Given records:

--- Start ---

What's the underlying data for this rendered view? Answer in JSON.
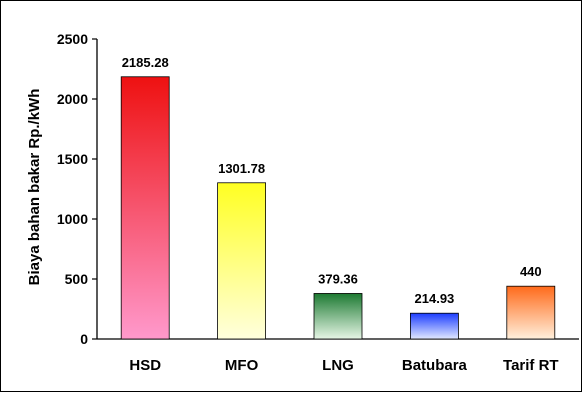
{
  "chart_data": {
    "type": "bar",
    "title": "",
    "xlabel": "",
    "ylabel": "Biaya bahan bakar Rp./kWh",
    "ylim": [
      0,
      2500
    ],
    "yticks": [
      0,
      500,
      1000,
      1500,
      2000,
      2500
    ],
    "grid": false,
    "legend": "none",
    "categories": [
      "HSD",
      "MFO",
      "LNG",
      "Batubara",
      "Tarif RT"
    ],
    "values": [
      2185.28,
      1301.78,
      379.36,
      214.93,
      440
    ],
    "value_labels": [
      "2185.28",
      "1301.78",
      "379.36",
      "214.93",
      "440"
    ],
    "bar_colors": [
      {
        "top": "#ee1111",
        "bottom": "#ff99cc"
      },
      {
        "top": "#ffff22",
        "bottom": "#ffffdd"
      },
      {
        "top": "#1d7a32",
        "bottom": "#e6f6e6"
      },
      {
        "top": "#1c3dff",
        "bottom": "#e2e9ff"
      },
      {
        "top": "#ff6a1a",
        "bottom": "#fff0dc"
      }
    ]
  }
}
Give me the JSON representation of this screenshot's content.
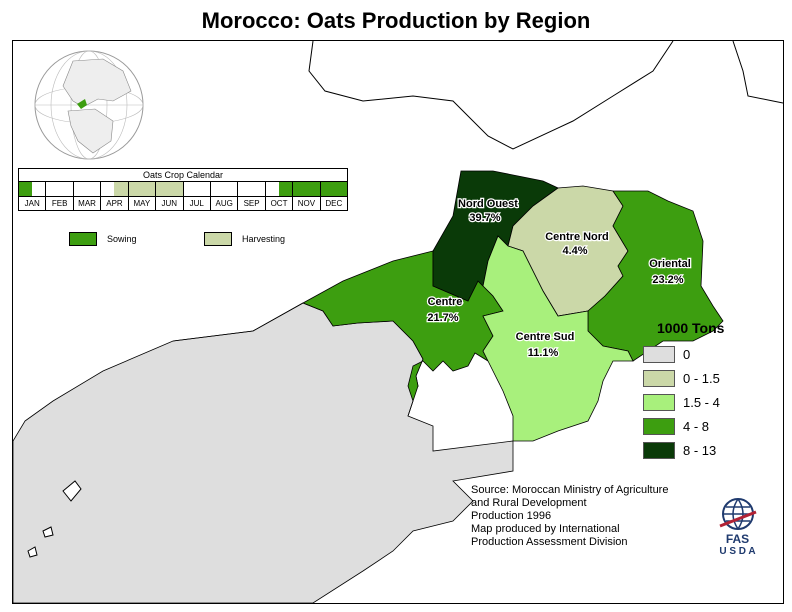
{
  "title": "Morocco: Oats Production by Region",
  "calendar": {
    "title": "Oats Crop Calendar",
    "months": [
      "JAN",
      "FEB",
      "MAR",
      "APR",
      "MAY",
      "JUN",
      "JUL",
      "AUG",
      "SEP",
      "OCT",
      "NOV",
      "DEC"
    ],
    "halves": [
      [
        "sow",
        "none"
      ],
      [
        "none",
        "none"
      ],
      [
        "none",
        "none"
      ],
      [
        "none",
        "harvest"
      ],
      [
        "harvest",
        "harvest"
      ],
      [
        "harvest",
        "harvest"
      ],
      [
        "none",
        "none"
      ],
      [
        "none",
        "none"
      ],
      [
        "none",
        "none"
      ],
      [
        "none",
        "sow"
      ],
      [
        "sow",
        "sow"
      ],
      [
        "sow",
        "sow"
      ]
    ],
    "key": {
      "sowing": "Sowing",
      "harvesting": "Harvesting"
    }
  },
  "colors": {
    "sow": "#3d9e10",
    "harvest": "#cbd8a8",
    "class_0": "#dedede",
    "class_1": "#cbd8a8",
    "class_2": "#a8f07c",
    "class_3": "#3d9e10",
    "class_4": "#0a3a08"
  },
  "regions": [
    {
      "name": "Nord Ouest",
      "share": "39.7%",
      "class": "class_4"
    },
    {
      "name": "Centre Nord",
      "share": "4.4%",
      "class": "class_1"
    },
    {
      "name": "Oriental",
      "share": "23.2%",
      "class": "class_3"
    },
    {
      "name": "Centre",
      "share": "21.7%",
      "class": "class_3"
    },
    {
      "name": "Centre Sud",
      "share": "11.1%",
      "class": "class_2"
    }
  ],
  "legend": {
    "title": "1000 Tons",
    "items": [
      {
        "label": "0",
        "class": "class_0"
      },
      {
        "label": "0 - 1.5",
        "class": "class_1"
      },
      {
        "label": "1.5 - 4",
        "class": "class_2"
      },
      {
        "label": "4 - 8",
        "class": "class_3"
      },
      {
        "label": "8 - 13",
        "class": "class_4"
      }
    ]
  },
  "source": [
    "Source: Moroccan Ministry of Agriculture",
    "and Rural Development",
    "Production 1996",
    "Map produced by International",
    "Production Assessment Division"
  ],
  "logo": {
    "agency": "FAS",
    "dept": "U S D A"
  }
}
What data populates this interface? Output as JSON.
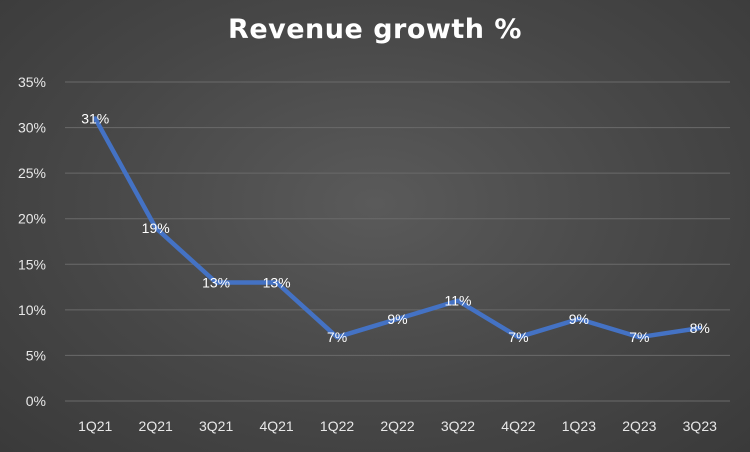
{
  "chart_data": {
    "type": "line",
    "title": "Revenue growth %",
    "categories": [
      "1Q21",
      "2Q21",
      "3Q21",
      "4Q21",
      "1Q22",
      "2Q22",
      "3Q22",
      "4Q22",
      "1Q23",
      "2Q23",
      "3Q23"
    ],
    "series": [
      {
        "values": [
          31,
          19,
          13,
          13,
          7,
          9,
          11,
          7,
          9,
          7,
          8
        ],
        "labels": [
          "31%",
          "19%",
          "13%",
          "13%",
          "7%",
          "9%",
          "11%",
          "7%",
          "9%",
          "7%",
          "8%"
        ],
        "color": "#4472c4"
      }
    ],
    "yticks": [
      "0%",
      "5%",
      "10%",
      "15%",
      "20%",
      "25%",
      "30%",
      "35%"
    ],
    "ylim": [
      0,
      35
    ],
    "grid": true,
    "legend": "none",
    "xlabel": "",
    "ylabel": ""
  },
  "colors": {
    "gridline": "#6a6a6a",
    "axis_text": "#e8e8e8",
    "line": "#4472c4"
  }
}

--- End ---

Description of the task:
Print each record exactly as it stands, leaving the images out.

Solution to this exercise:
What's the underlying data for this rendered view? Answer in JSON.
{
  "chart_data": {
    "type": "bar",
    "title": "",
    "xlabel": "",
    "ylabel": "Biaya bahan bakar Rp./kWh",
    "ylim": [
      0,
      2500
    ],
    "yticks": [
      0,
      500,
      1000,
      1500,
      2000,
      2500
    ],
    "grid": false,
    "legend": "none",
    "categories": [
      "HSD",
      "MFO",
      "LNG",
      "Batubara",
      "Tarif RT"
    ],
    "values": [
      2185.28,
      1301.78,
      379.36,
      214.93,
      440
    ],
    "value_labels": [
      "2185.28",
      "1301.78",
      "379.36",
      "214.93",
      "440"
    ],
    "bar_colors": [
      {
        "top": "#ee1111",
        "bottom": "#ff99cc"
      },
      {
        "top": "#ffff22",
        "bottom": "#ffffdd"
      },
      {
        "top": "#1d7a32",
        "bottom": "#e6f6e6"
      },
      {
        "top": "#1c3dff",
        "bottom": "#e2e9ff"
      },
      {
        "top": "#ff6a1a",
        "bottom": "#fff0dc"
      }
    ]
  }
}
Give me the JSON representation of this screenshot's content.
{
  "title": "Morocco: Oats Production by Region",
  "calendar": {
    "title": "Oats Crop Calendar",
    "months": [
      "JAN",
      "FEB",
      "MAR",
      "APR",
      "MAY",
      "JUN",
      "JUL",
      "AUG",
      "SEP",
      "OCT",
      "NOV",
      "DEC"
    ],
    "halves": [
      [
        "sow",
        "none"
      ],
      [
        "none",
        "none"
      ],
      [
        "none",
        "none"
      ],
      [
        "none",
        "harvest"
      ],
      [
        "harvest",
        "harvest"
      ],
      [
        "harvest",
        "harvest"
      ],
      [
        "none",
        "none"
      ],
      [
        "none",
        "none"
      ],
      [
        "none",
        "none"
      ],
      [
        "none",
        "sow"
      ],
      [
        "sow",
        "sow"
      ],
      [
        "sow",
        "sow"
      ]
    ],
    "key": {
      "sowing": "Sowing",
      "harvesting": "Harvesting"
    }
  },
  "colors": {
    "sow": "#3d9e10",
    "harvest": "#cbd8a8",
    "class_0": "#dedede",
    "class_1": "#cbd8a8",
    "class_2": "#a8f07c",
    "class_3": "#3d9e10",
    "class_4": "#0a3a08"
  },
  "regions": [
    {
      "name": "Nord Ouest",
      "share": "39.7%",
      "class": "class_4"
    },
    {
      "name": "Centre Nord",
      "share": "4.4%",
      "class": "class_1"
    },
    {
      "name": "Oriental",
      "share": "23.2%",
      "class": "class_3"
    },
    {
      "name": "Centre",
      "share": "21.7%",
      "class": "class_3"
    },
    {
      "name": "Centre Sud",
      "share": "11.1%",
      "class": "class_2"
    }
  ],
  "legend": {
    "title": "1000 Tons",
    "items": [
      {
        "label": "0",
        "class": "class_0"
      },
      {
        "label": "0 - 1.5",
        "class": "class_1"
      },
      {
        "label": "1.5 - 4",
        "class": "class_2"
      },
      {
        "label": "4 - 8",
        "class": "class_3"
      },
      {
        "label": "8 - 13",
        "class": "class_4"
      }
    ]
  },
  "source": [
    "Source: Moroccan Ministry of Agriculture",
    "and Rural Development",
    "Production 1996",
    "Map produced by International",
    "Production Assessment Division"
  ],
  "logo": {
    "agency": "FAS",
    "dept": "U S D A"
  }
}
What data populates this interface? Output as JSON.
{
  "chart_data": {
    "type": "line",
    "title": "Revenue growth %",
    "categories": [
      "1Q21",
      "2Q21",
      "3Q21",
      "4Q21",
      "1Q22",
      "2Q22",
      "3Q22",
      "4Q22",
      "1Q23",
      "2Q23",
      "3Q23"
    ],
    "series": [
      {
        "values": [
          31,
          19,
          13,
          13,
          7,
          9,
          11,
          7,
          9,
          7,
          8
        ],
        "labels": [
          "31%",
          "19%",
          "13%",
          "13%",
          "7%",
          "9%",
          "11%",
          "7%",
          "9%",
          "7%",
          "8%"
        ],
        "color": "#4472c4"
      }
    ],
    "yticks": [
      "0%",
      "5%",
      "10%",
      "15%",
      "20%",
      "25%",
      "30%",
      "35%"
    ],
    "ylim": [
      0,
      35
    ],
    "grid": true,
    "legend": "none",
    "xlabel": "",
    "ylabel": ""
  },
  "colors": {
    "gridline": "#6a6a6a",
    "axis_text": "#e8e8e8",
    "line": "#4472c4"
  }
}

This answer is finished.